▶ _YOUR GOAL_
Reproduce all entries verbatim, with nothing added or dropped.

▶ _THE DATA_
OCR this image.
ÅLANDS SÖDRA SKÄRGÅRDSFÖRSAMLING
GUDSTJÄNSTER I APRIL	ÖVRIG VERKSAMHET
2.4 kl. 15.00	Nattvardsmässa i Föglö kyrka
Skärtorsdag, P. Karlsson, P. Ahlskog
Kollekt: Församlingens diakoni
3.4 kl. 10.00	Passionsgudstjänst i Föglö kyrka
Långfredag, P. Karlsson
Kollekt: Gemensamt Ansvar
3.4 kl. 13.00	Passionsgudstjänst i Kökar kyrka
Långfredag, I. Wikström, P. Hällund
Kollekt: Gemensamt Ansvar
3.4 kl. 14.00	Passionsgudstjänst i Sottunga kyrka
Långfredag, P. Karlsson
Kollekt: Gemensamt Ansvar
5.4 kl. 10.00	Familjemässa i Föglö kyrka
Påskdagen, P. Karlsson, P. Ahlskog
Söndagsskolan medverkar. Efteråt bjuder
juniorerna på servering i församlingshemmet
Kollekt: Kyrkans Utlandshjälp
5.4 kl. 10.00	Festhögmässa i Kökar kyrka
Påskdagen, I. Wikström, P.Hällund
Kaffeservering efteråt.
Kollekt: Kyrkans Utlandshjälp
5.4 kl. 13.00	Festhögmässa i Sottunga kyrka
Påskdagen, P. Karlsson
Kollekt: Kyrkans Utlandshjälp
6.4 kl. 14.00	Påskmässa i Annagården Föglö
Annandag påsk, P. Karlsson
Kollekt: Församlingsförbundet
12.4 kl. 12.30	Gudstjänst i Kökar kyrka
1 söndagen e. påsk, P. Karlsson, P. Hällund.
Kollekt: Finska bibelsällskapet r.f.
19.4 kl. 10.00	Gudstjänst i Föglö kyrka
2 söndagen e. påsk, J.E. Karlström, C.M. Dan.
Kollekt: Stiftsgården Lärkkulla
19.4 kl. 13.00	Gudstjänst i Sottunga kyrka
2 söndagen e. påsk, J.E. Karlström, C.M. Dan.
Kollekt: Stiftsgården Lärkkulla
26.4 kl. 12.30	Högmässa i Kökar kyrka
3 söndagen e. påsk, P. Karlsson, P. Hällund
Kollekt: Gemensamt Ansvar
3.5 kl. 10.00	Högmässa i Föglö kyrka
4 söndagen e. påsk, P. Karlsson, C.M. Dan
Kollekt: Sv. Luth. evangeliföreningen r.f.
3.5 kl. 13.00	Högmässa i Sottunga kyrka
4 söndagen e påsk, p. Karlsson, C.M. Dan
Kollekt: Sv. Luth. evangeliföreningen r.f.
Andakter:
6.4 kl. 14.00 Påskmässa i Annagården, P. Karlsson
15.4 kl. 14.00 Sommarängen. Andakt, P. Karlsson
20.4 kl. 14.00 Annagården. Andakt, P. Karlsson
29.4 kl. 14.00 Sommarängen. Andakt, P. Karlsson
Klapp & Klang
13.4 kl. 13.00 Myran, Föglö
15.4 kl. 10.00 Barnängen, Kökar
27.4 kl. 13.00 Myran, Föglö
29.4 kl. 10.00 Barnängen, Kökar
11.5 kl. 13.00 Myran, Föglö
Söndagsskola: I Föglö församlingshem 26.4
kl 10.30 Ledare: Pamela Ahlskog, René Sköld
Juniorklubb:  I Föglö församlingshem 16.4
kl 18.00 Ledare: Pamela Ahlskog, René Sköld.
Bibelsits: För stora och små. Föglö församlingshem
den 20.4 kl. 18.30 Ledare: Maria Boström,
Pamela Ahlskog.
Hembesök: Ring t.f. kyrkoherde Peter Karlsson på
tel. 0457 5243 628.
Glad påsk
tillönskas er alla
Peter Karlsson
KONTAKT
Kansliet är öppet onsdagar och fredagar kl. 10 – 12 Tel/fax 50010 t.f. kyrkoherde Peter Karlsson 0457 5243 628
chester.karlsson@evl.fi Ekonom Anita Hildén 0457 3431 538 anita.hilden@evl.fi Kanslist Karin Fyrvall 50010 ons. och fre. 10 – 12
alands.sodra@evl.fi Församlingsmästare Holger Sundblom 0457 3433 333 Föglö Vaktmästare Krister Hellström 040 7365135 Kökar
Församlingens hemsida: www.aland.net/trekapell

▶ _SOLUTION TO THE PROBLEM_
OCR this image.
ÅLANDS SÖDRA SKÄRGÅRDSFÖRSAMLING
GUDSTJÄNSTER I APRIL	ÖVRIG VERKSAMHET
2.4 kl. 15.00	Nattvardsmässa i Föglö kyrka
Skärtorsdag, P. Karlsson, P. Ahlskog
Kollekt: Församlingens diakoni
3.4 kl. 10.00	Passionsgudstjänst i Föglö kyrka
Långfredag, P. Karlsson
Kollekt: Gemensamt Ansvar
3.4 kl. 13.00	Passionsgudstjänst i Kökar kyrka
Långfredag, I. Wikström, P. Hällund
Kollekt: Gemensamt Ansvar
3.4 kl. 14.00	Passionsgudstjänst i Sottunga kyrka
Långfredag, P. Karlsson
Kollekt: Gemensamt Ansvar
5.4 kl. 10.00	Familjemässa i Föglö kyrka
Påskdagen, P. Karlsson, P. Ahlskog
Söndagsskolan medverkar. Efteråt bjuder
juniorerna på servering i församlingshemmet
Kollekt: Kyrkans Utlandshjälp
5.4 kl. 10.00	Festhögmässa i Kökar kyrka
Påskdagen, I. Wikström, P.Hällund
Kaffeservering efteråt.
Kollekt: Kyrkans Utlandshjälp
5.4 kl. 13.00	Festhögmässa i Sottunga kyrka
Påskdagen, P. Karlsson
Kollekt: Kyrkans Utlandshjälp
6.4 kl. 14.00	Påskmässa i Annagården Föglö
Annandag påsk, P. Karlsson
Kollekt: Församlingsförbundet
12.4 kl. 12.30	Gudstjänst i Kökar kyrka
1 söndagen e. påsk, P. Karlsson, P. Hällund.
Kollekt: Finska bibelsällskapet r.f.
19.4 kl. 10.00	Gudstjänst i Föglö kyrka
2 söndagen e. påsk, J.E. Karlström, C.M. Dan.
Kollekt: Stiftsgården Lärkkulla
19.4 kl. 13.00	Gudstjänst i Sottunga kyrka
2 söndagen e. påsk, J.E. Karlström, C.M. Dan.
Kollekt: Stiftsgården Lärkkulla
26.4 kl. 12.30	Högmässa i Kökar kyrka
3 söndagen e. påsk, P. Karlsson, P. Hällund
Kollekt: Gemensamt Ansvar
3.5 kl. 10.00	Högmässa i Föglö kyrka
4 söndagen e. påsk, P. Karlsson, C.M. Dan
Kollekt: Sv. Luth. evangeliföreningen r.f.
3.5 kl. 13.00	Högmässa i Sottunga kyrka
4 söndagen e påsk, p. Karlsson, C.M. Dan
Kollekt: Sv. Luth. evangeliföreningen r.f.
Andakter:
6.4 kl. 14.00 Påskmässa i Annagården, P. Karlsson
15.4 kl. 14.00 Sommarängen. Andakt, P. Karlsson
20.4 kl. 14.00 Annagården. Andakt, P. Karlsson
29.4 kl. 14.00 Sommarängen. Andakt, P. Karlsson
Klapp & Klang
13.4 kl. 13.00 Myran, Föglö
15.4 kl. 10.00 Barnängen, Kökar
27.4 kl. 13.00 Myran, Föglö
29.4 kl. 10.00 Barnängen, Kökar
11.5 kl. 13.00 Myran, Föglö
Söndagsskola: I Föglö församlingshem 26.4
kl 10.30 Ledare: Pamela Ahlskog, René Sköld
Juniorklubb:  I Föglö församlingshem 16.4
kl 18.00 Ledare: Pamela Ahlskog, René Sköld.
Bibelsits: För stora och små. Föglö församlingshem
den 20.4 kl. 18.30 Ledare: Maria Boström,
Pamela Ahlskog.
Hembesök: Ring t.f. kyrkoherde Peter Karlsson på
tel. 0457 5243 628.
Glad påsk
tillönskas er alla
Peter Karlsson
KONTAKT
Kansliet är öppet onsdagar och fredagar kl. 10 – 12 Tel/fax 50010 t.f. kyrkoherde Peter Karlsson 0457 5243 628
chester.karlsson@evl.fi Ekonom Anita Hildén 0457 3431 538 anita.hilden@evl.fi Kanslist Karin Fyrvall 50010 ons. och fre. 10 – 12
alands.sodra@evl.fi Församlingsmästare Holger Sundblom 0457 3433 333 Föglö Vaktmästare Krister Hellström 040 7365135 Kökar
Församlingens hemsida: www.aland.net/trekapell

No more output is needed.